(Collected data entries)
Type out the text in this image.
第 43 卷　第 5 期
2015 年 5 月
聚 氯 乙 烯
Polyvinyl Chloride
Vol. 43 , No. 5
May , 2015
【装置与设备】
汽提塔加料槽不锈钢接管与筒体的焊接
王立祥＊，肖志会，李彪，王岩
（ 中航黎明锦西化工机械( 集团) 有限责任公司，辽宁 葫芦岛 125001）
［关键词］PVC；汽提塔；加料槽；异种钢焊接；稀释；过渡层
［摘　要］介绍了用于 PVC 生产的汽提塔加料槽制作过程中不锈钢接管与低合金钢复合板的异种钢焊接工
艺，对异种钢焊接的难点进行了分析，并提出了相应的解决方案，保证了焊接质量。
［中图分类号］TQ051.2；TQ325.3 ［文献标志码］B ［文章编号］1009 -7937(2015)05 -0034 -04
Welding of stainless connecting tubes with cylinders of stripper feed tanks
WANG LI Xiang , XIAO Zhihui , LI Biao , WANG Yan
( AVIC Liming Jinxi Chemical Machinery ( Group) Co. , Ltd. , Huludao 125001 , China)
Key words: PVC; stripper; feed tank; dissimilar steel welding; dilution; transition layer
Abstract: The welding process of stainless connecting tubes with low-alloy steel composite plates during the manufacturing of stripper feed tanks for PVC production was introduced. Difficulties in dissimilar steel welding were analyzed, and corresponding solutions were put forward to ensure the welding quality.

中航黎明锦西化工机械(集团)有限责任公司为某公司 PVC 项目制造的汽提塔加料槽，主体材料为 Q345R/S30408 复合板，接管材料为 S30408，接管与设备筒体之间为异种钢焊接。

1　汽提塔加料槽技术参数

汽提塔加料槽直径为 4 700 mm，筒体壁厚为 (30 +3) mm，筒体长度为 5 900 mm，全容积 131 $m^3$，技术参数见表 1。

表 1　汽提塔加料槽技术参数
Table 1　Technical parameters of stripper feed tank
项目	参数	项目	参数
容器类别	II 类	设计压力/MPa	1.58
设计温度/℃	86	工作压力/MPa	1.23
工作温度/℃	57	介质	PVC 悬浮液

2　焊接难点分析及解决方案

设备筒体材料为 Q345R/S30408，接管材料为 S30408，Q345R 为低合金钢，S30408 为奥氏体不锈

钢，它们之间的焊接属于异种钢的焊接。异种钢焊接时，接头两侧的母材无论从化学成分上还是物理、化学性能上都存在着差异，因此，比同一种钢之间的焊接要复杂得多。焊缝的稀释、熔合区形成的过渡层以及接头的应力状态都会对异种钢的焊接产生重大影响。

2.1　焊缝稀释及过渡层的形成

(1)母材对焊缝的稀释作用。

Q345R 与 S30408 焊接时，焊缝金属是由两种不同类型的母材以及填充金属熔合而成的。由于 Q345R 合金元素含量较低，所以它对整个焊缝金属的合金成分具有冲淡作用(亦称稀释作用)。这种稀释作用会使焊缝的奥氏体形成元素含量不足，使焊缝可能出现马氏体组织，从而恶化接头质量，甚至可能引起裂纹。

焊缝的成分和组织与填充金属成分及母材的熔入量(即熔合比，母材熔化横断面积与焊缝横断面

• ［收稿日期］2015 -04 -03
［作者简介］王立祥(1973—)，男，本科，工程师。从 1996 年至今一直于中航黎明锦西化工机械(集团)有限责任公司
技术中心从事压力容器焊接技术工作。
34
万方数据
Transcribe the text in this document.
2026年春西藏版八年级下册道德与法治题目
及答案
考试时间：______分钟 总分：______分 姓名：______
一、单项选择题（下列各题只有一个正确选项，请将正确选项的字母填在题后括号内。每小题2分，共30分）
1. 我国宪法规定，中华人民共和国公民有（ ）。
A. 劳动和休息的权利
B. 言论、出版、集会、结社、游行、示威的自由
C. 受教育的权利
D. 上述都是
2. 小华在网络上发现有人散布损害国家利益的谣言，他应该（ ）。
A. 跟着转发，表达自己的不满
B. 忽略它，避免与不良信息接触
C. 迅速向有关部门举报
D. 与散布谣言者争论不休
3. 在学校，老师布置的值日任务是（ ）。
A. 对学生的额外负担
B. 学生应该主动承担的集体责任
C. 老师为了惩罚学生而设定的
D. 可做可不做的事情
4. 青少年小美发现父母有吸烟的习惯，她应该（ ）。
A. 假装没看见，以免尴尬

■ Exercise ■
All of the entries above should be written out again exactly.

■ Task response ■
Type out the text in this image.
第 43 卷　第 5 期
2015 年 5 月
聚 氯 乙 烯
Polyvinyl Chloride
Vol. 43 , No. 5
May , 2015
【装置与设备】
汽提塔加料槽不锈钢接管与筒体的焊接
王立祥＊，肖志会，李彪，王岩
（ 中航黎明锦西化工机械( 集团) 有限责任公司，辽宁 葫芦岛 125001）
［关键词］PVC；汽提塔；加料槽；异种钢焊接；稀释；过渡层
［摘　要］介绍了用于 PVC 生产的汽提塔加料槽制作过程中不锈钢接管与低合金钢复合板的异种钢焊接工
艺，对异种钢焊接的难点进行了分析，并提出了相应的解决方案，保证了焊接质量。
［中图分类号］TQ051.2；TQ325.3 ［文献标志码］B ［文章编号］1009 -7937(2015)05 -0034 -04
Welding of stainless connecting tubes with cylinders of stripper feed tanks
WANG LI Xiang , XIAO Zhihui , LI Biao , WANG Yan
( AVIC Liming Jinxi Chemical Machinery ( Group) Co. , Ltd. , Huludao 125001 , China)
Key words: PVC; stripper; feed tank; dissimilar steel welding; dilution; transition layer
Abstract: The welding process of stainless connecting tubes with low-alloy steel composite plates during the manufacturing of stripper feed tanks for PVC production was introduced. Difficulties in dissimilar steel welding were analyzed, and corresponding solutions were put forward to ensure the welding quality.

中航黎明锦西化工机械(集团)有限责任公司为某公司 PVC 项目制造的汽提塔加料槽，主体材料为 Q345R/S30408 复合板，接管材料为 S30408，接管与设备筒体之间为异种钢焊接。

1　汽提塔加料槽技术参数

汽提塔加料槽直径为 4 700 mm，筒体壁厚为 (30 +3) mm，筒体长度为 5 900 mm，全容积 131 $m^3$，技术参数见表 1。

表 1　汽提塔加料槽技术参数
Table 1　Technical parameters of stripper feed tank
项目	参数	项目	参数
容器类别	II 类	设计压力/MPa	1.58
设计温度/℃	86	工作压力/MPa	1.23
工作温度/℃	57	介质	PVC 悬浮液

2　焊接难点分析及解决方案

设备筒体材料为 Q345R/S30408，接管材料为 S30408，Q345R 为低合金钢，S30408 为奥氏体不锈

钢，它们之间的焊接属于异种钢的焊接。异种钢焊接时，接头两侧的母材无论从化学成分上还是物理、化学性能上都存在着差异，因此，比同一种钢之间的焊接要复杂得多。焊缝的稀释、熔合区形成的过渡层以及接头的应力状态都会对异种钢的焊接产生重大影响。

2.1　焊缝稀释及过渡层的形成

(1)母材对焊缝的稀释作用。

Q345R 与 S30408 焊接时，焊缝金属是由两种不同类型的母材以及填充金属熔合而成的。由于 Q345R 合金元素含量较低，所以它对整个焊缝金属的合金成分具有冲淡作用(亦称稀释作用)。这种稀释作用会使焊缝的奥氏体形成元素含量不足，使焊缝可能出现马氏体组织，从而恶化接头质量，甚至可能引起裂纹。

焊缝的成分和组织与填充金属成分及母材的熔入量(即熔合比，母材熔化横断面积与焊缝横断面

• ［收稿日期］2015 -04 -03
［作者简介］王立祥(1973—)，男，本科，工程师。从 1996 年至今一直于中航黎明锦西化工机械(集团)有限责任公司
技术中心从事压力容器焊接技术工作。
34
万方数据
Transcribe the text in this document.
2026年春西藏版八年级下册道德与法治题目
及答案
考试时间：______分钟 总分：______分 姓名：______
一、单项选择题（下列各题只有一个正确选项，请将正确选项的字母填在题后括号内。每小题2分，共30分）
1. 我国宪法规定，中华人民共和国公民有（ ）。
A. 劳动和休息的权利
B. 言论、出版、集会、结社、游行、示威的自由
C. 受教育的权利
D. 上述都是
2. 小华在网络上发现有人散布损害国家利益的谣言，他应该（ ）。
A. 跟着转发，表达自己的不满
B. 忽略它，避免与不良信息接触
C. 迅速向有关部门举报
D. 与散布谣言者争论不休
3. 在学校，老师布置的值日任务是（ ）。
A. 对学生的额外负担
B. 学生应该主动承担的集体责任
C. 老师为了惩罚学生而设定的
D. 可做可不做的事情
4. 青少年小美发现父母有吸烟的习惯，她应该（ ）。
A. 假装没看见，以免尴尬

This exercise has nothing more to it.